Data for this task.
** START **

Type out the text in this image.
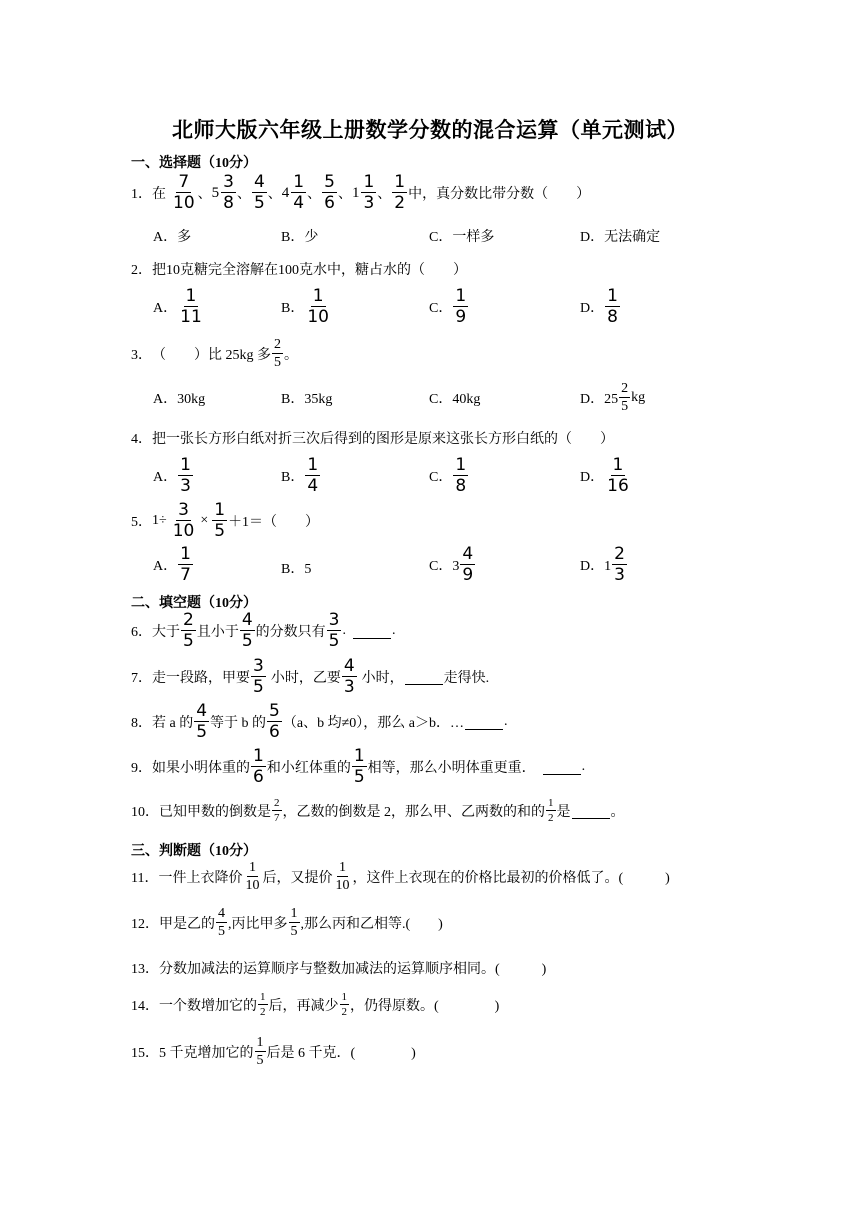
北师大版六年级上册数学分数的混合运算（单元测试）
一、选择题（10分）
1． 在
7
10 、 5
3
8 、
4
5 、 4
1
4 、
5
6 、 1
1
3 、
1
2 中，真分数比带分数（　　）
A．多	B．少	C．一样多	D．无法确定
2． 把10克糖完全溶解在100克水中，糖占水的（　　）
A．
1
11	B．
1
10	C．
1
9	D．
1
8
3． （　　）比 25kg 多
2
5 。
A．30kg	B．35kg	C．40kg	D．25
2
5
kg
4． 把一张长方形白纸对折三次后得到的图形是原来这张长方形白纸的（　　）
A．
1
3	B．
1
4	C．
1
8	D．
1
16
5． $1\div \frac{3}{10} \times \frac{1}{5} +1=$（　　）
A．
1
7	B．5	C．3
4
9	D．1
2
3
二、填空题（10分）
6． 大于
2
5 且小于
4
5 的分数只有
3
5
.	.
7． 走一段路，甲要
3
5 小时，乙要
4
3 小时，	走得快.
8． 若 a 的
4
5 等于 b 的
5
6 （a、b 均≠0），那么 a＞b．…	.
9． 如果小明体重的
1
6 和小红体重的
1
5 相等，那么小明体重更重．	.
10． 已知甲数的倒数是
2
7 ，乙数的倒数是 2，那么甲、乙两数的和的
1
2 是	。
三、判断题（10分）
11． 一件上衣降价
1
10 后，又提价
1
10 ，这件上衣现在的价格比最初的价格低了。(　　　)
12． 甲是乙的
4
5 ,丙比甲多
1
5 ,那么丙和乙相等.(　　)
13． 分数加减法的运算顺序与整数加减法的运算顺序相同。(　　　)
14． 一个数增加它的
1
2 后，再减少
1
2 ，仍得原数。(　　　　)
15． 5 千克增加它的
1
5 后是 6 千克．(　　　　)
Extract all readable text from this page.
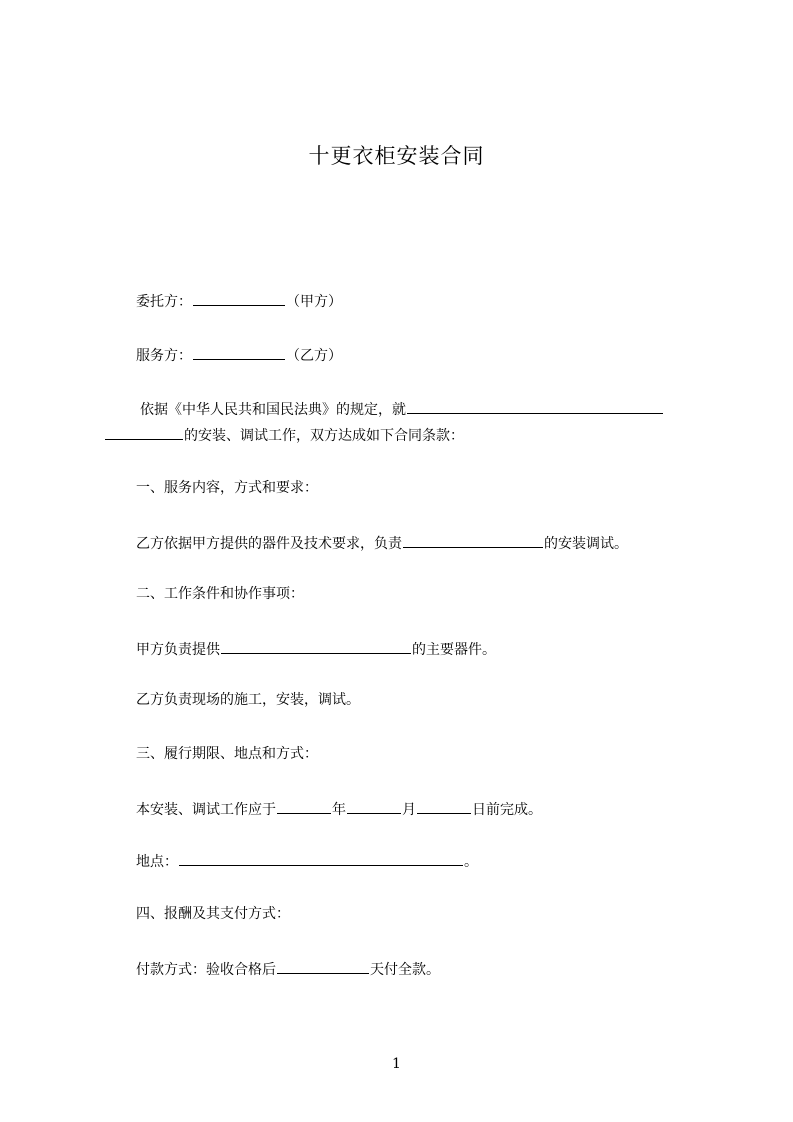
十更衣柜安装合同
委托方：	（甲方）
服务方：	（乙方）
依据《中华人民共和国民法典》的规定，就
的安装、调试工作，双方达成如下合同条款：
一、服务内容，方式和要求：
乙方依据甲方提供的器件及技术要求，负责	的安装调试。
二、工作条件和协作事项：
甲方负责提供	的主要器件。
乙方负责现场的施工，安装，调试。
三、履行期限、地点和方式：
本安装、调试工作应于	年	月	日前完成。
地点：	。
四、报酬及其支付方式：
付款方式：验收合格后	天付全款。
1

** END **

Given problem. Restate the entire listing word for word, excluding pictures.

Response to the exercise.
Type out the text in this image.
北师大版六年级上册数学分数的混合运算（单元测试）
一、选择题（10分）
1． 在
7
10 、 5
3
8 、
4
5 、 4
1
4 、
5
6 、 1
1
3 、
1
2 中，真分数比带分数（　　）
A．多	B．少	C．一样多	D．无法确定
2． 把10克糖完全溶解在100克水中，糖占水的（　　）
A．
1
11	B．
1
10	C．
1
9	D．
1
8
3． （　　）比 25kg 多
2
5 。
A．30kg	B．35kg	C．40kg	D．25
2
5
kg
4． 把一张长方形白纸对折三次后得到的图形是原来这张长方形白纸的（　　）
A．
1
3	B．
1
4	C．
1
8	D．
1
16
5． $1\div \frac{3}{10} \times \frac{1}{5} +1=$（　　）
A．
1
7	B．5	C．3
4
9	D．1
2
3
二、填空题（10分）
6． 大于
2
5 且小于
4
5 的分数只有
3
5
.	.
7． 走一段路，甲要
3
5 小时，乙要
4
3 小时，	走得快.
8． 若 a 的
4
5 等于 b 的
5
6 （a、b 均≠0），那么 a＞b．…	.
9． 如果小明体重的
1
6 和小红体重的
1
5 相等，那么小明体重更重．	.
10． 已知甲数的倒数是
2
7 ，乙数的倒数是 2，那么甲、乙两数的和的
1
2 是	。
三、判断题（10分）
11． 一件上衣降价
1
10 后，又提价
1
10 ，这件上衣现在的价格比最初的价格低了。(　　　)
12． 甲是乙的
4
5 ,丙比甲多
1
5 ,那么丙和乙相等.(　　)
13． 分数加减法的运算顺序与整数加减法的运算顺序相同。(　　　)
14． 一个数增加它的
1
2 后，再减少
1
2 ，仍得原数。(　　　　)
15． 5 千克增加它的
1
5 后是 6 千克．(　　　　)
Extract all readable text from this page.
十更衣柜安装合同
委托方：	（甲方）
服务方：	（乙方）
依据《中华人民共和国民法典》的规定，就
的安装、调试工作，双方达成如下合同条款：
一、服务内容，方式和要求：
乙方依据甲方提供的器件及技术要求，负责	的安装调试。
二、工作条件和协作事项：
甲方负责提供	的主要器件。
乙方负责现场的施工，安装，调试。
三、履行期限、地点和方式：
本安装、调试工作应于	年	月	日前完成。
地点：	。
四、报酬及其支付方式：
付款方式：验收合格后	天付全款。
1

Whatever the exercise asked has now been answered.